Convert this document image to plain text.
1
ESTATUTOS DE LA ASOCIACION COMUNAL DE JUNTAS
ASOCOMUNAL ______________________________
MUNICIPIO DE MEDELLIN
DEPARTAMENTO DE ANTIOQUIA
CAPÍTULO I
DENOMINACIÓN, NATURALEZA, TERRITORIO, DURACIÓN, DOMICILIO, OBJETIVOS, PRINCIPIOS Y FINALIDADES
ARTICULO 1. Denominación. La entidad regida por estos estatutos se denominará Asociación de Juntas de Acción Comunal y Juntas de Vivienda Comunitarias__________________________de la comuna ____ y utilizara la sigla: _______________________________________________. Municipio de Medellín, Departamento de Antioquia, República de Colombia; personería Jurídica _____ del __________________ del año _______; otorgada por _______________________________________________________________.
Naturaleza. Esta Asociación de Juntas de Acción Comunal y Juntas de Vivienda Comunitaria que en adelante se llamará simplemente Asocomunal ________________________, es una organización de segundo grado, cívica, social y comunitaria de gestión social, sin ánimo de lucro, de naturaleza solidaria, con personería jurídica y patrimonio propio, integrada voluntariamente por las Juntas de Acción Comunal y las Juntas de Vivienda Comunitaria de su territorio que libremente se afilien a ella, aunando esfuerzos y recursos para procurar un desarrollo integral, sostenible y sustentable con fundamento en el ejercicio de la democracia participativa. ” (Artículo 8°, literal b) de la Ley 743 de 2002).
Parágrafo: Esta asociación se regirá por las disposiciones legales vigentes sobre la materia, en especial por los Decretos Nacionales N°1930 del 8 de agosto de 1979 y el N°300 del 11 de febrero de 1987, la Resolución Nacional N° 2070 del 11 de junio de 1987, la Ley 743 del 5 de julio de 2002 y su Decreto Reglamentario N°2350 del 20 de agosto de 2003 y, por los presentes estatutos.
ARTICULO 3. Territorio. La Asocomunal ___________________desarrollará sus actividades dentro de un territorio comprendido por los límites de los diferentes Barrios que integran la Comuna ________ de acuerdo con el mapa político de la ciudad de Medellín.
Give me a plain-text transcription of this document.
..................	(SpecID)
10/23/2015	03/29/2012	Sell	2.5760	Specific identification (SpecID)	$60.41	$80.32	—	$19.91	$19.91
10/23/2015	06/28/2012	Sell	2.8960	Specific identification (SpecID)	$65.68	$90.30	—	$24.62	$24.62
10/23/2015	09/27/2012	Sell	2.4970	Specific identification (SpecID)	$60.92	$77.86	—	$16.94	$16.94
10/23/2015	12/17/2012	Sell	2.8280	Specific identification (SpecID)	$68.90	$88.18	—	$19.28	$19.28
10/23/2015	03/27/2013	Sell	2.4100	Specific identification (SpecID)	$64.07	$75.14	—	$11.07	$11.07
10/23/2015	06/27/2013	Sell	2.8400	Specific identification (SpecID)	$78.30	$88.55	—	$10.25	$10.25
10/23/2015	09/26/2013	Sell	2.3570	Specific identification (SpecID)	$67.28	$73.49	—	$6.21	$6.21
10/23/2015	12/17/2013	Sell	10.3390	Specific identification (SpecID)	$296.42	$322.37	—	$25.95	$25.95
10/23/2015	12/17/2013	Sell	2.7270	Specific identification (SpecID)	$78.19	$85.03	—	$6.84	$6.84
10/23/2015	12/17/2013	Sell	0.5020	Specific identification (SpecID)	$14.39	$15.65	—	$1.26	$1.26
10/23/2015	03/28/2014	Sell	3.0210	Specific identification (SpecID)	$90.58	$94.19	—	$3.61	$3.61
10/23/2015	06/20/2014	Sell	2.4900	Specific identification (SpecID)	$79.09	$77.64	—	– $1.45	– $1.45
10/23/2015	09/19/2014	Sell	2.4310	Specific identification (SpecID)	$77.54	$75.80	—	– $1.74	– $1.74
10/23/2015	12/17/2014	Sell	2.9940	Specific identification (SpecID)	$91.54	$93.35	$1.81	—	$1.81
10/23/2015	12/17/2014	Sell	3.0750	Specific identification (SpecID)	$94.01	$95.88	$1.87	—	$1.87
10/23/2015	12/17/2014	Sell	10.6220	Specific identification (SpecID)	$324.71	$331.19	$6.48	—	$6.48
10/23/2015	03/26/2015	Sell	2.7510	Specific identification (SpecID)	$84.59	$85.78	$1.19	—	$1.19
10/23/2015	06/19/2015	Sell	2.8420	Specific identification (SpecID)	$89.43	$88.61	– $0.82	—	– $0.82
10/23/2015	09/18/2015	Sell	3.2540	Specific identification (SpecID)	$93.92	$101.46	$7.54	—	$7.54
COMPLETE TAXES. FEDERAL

=-=-=-=-=

*What you are asked to do*.
Filter the records down to the lines that contain the string "text", and copy those lines.

*Reply to the exercise*.
Convert this document image to plain text.
Give me a plain-text transcription of this document.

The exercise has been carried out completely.